Objective:
Rewrite every line from the start down through the line containing "arabic-ministry-block: المملكة المغربية", replacing "header-divider" with "header-separator" and leaving everything else unchanged.

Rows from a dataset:
++++
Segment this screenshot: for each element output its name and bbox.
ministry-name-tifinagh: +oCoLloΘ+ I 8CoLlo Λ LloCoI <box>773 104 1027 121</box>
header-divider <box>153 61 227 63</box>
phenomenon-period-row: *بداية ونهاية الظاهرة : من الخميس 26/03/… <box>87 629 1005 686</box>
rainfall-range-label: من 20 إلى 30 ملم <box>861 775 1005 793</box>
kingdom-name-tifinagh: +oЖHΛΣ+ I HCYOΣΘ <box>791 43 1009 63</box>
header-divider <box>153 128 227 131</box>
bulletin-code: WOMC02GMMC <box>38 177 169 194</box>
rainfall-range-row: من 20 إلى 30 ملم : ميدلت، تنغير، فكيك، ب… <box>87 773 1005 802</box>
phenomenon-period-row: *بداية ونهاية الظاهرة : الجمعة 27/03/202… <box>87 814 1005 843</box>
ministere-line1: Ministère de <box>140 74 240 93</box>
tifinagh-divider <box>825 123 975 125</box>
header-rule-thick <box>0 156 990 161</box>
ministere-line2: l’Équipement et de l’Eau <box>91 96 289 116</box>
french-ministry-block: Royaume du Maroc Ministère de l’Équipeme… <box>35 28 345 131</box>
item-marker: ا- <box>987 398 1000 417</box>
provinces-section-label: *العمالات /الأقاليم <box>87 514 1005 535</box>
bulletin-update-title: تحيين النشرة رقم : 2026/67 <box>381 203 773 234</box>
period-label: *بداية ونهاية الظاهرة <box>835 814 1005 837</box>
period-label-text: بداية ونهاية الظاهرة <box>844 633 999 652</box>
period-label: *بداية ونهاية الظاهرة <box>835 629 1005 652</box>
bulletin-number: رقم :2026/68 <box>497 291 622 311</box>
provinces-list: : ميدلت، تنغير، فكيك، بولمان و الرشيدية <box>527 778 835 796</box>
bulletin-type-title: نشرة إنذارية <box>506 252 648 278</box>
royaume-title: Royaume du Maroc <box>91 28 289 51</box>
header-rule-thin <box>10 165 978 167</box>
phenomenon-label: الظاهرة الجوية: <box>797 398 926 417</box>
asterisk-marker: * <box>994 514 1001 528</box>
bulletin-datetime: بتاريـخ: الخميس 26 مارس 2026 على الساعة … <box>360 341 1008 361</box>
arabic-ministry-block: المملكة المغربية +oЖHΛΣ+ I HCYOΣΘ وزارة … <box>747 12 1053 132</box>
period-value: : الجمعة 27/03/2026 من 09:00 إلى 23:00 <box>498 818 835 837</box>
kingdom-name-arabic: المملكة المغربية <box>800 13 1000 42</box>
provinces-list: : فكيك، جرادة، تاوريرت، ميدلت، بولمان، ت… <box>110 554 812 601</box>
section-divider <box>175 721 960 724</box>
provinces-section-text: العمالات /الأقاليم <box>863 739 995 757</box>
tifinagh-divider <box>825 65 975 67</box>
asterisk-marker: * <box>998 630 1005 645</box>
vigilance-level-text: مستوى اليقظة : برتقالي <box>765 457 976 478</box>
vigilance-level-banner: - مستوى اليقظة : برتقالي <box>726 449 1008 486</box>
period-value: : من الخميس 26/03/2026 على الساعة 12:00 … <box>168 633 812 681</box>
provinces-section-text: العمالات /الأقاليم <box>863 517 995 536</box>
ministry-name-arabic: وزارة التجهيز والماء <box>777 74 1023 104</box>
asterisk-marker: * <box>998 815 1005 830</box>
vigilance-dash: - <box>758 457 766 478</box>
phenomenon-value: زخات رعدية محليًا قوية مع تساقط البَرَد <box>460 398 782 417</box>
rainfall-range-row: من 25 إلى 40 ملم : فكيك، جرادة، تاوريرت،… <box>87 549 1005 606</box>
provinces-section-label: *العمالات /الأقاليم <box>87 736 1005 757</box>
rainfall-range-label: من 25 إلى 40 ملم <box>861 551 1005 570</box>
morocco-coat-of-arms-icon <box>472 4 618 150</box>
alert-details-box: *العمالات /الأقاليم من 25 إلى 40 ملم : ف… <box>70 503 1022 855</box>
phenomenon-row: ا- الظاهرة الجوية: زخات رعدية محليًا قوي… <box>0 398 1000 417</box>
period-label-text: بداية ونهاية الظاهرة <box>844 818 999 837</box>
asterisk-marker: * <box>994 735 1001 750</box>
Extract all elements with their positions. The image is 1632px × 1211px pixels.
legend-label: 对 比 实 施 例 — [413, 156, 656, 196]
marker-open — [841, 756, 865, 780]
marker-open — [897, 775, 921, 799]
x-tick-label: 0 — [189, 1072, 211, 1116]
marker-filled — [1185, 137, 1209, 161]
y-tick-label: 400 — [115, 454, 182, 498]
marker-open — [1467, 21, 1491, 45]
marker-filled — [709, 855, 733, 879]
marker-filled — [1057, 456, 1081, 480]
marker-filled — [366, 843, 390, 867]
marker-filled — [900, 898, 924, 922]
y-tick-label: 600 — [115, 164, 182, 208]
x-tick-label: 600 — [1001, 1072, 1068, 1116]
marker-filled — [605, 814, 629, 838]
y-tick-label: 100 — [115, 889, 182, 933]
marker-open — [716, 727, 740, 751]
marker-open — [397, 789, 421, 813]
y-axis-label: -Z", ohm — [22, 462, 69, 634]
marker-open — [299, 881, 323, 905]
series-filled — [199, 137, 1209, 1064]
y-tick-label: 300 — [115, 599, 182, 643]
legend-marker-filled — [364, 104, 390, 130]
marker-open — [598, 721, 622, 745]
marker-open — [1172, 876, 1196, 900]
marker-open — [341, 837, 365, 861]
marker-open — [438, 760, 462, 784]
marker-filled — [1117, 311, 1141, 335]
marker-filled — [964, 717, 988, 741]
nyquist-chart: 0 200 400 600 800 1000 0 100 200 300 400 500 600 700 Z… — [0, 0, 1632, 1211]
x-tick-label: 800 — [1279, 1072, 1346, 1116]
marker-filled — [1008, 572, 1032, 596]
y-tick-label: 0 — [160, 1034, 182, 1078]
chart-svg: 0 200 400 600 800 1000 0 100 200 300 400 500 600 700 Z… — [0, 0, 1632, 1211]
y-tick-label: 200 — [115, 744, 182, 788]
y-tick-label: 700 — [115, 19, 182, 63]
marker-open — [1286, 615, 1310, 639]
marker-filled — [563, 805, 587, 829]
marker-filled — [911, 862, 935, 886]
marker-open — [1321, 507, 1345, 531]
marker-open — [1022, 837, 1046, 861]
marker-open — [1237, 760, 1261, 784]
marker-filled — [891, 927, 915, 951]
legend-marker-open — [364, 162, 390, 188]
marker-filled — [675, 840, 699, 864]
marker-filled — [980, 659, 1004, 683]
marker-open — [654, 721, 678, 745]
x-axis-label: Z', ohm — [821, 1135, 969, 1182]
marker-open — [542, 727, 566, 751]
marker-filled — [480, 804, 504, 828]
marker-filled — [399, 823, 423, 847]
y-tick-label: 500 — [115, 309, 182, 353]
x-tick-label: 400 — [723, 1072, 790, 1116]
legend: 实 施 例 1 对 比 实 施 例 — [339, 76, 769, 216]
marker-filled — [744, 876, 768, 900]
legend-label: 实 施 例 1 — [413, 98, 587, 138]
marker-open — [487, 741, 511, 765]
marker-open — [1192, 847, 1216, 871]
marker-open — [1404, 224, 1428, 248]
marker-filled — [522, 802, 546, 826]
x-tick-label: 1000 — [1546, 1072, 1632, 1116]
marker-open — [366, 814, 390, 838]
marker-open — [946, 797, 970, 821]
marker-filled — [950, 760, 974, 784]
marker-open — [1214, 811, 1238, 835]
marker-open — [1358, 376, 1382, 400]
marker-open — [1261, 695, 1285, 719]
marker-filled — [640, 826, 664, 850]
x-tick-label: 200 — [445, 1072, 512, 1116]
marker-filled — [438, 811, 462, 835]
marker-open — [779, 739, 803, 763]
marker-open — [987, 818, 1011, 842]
++++
Answer to the exercise:
Segment this screenshot: for each element output its name and bbox.
ministry-name-tifinagh: +oCoLloΘ+ I 8CoLlo Λ LloCoI <box>773 104 1027 121</box>
header-separator <box>153 61 227 63</box>
phenomenon-period-row: *بداية ونهاية الظاهرة : من الخميس 26/03/… <box>87 629 1005 686</box>
rainfall-range-label: من 20 إلى 30 ملم <box>861 775 1005 793</box>
kingdom-name-tifinagh: +oЖHΛΣ+ I HCYOΣΘ <box>791 43 1009 63</box>
header-separator <box>153 128 227 131</box>
bulletin-code: WOMC02GMMC <box>38 177 169 194</box>
rainfall-range-row: من 20 إلى 30 ملم : ميدلت، تنغير، فكيك، ب… <box>87 773 1005 802</box>
phenomenon-period-row: *بداية ونهاية الظاهرة : الجمعة 27/03/202… <box>87 814 1005 843</box>
ministere-line1: Ministère de <box>140 74 240 93</box>
tifinagh-divider <box>825 123 975 125</box>
header-rule-thick <box>0 156 990 161</box>
ministere-line2: l’Équipement et de l’Eau <box>91 96 289 116</box>
french-ministry-block: Royaume du Maroc Ministère de l’Équipeme… <box>35 28 345 131</box>
item-marker: ا- <box>987 398 1000 417</box>
provinces-section-label: *العمالات /الأقاليم <box>87 514 1005 535</box>
bulletin-update-title: تحيين النشرة رقم : 2026/67 <box>381 203 773 234</box>
period-label: *بداية ونهاية الظاهرة <box>835 814 1005 837</box>
period-label-text: بداية ونهاية الظاهرة <box>844 633 999 652</box>
period-label: *بداية ونهاية الظاهرة <box>835 629 1005 652</box>
bulletin-number: رقم :2026/68 <box>497 291 622 311</box>
provinces-list: : ميدلت، تنغير، فكيك، بولمان و الرشيدية <box>527 778 835 796</box>
bulletin-type-title: نشرة إنذارية <box>506 252 648 278</box>
royaume-title: Royaume du Maroc <box>91 28 289 51</box>
header-rule-thin <box>10 165 978 167</box>
phenomenon-label: الظاهرة الجوية: <box>797 398 926 417</box>
asterisk-marker: * <box>994 514 1001 528</box>
bulletin-datetime: بتاريـخ: الخميس 26 مارس 2026 على الساعة … <box>360 341 1008 361</box>
arabic-ministry-block: المملكة المغربية +oЖHΛΣ+ I HCYOΣΘ وزارة … <box>747 12 1053 132</box>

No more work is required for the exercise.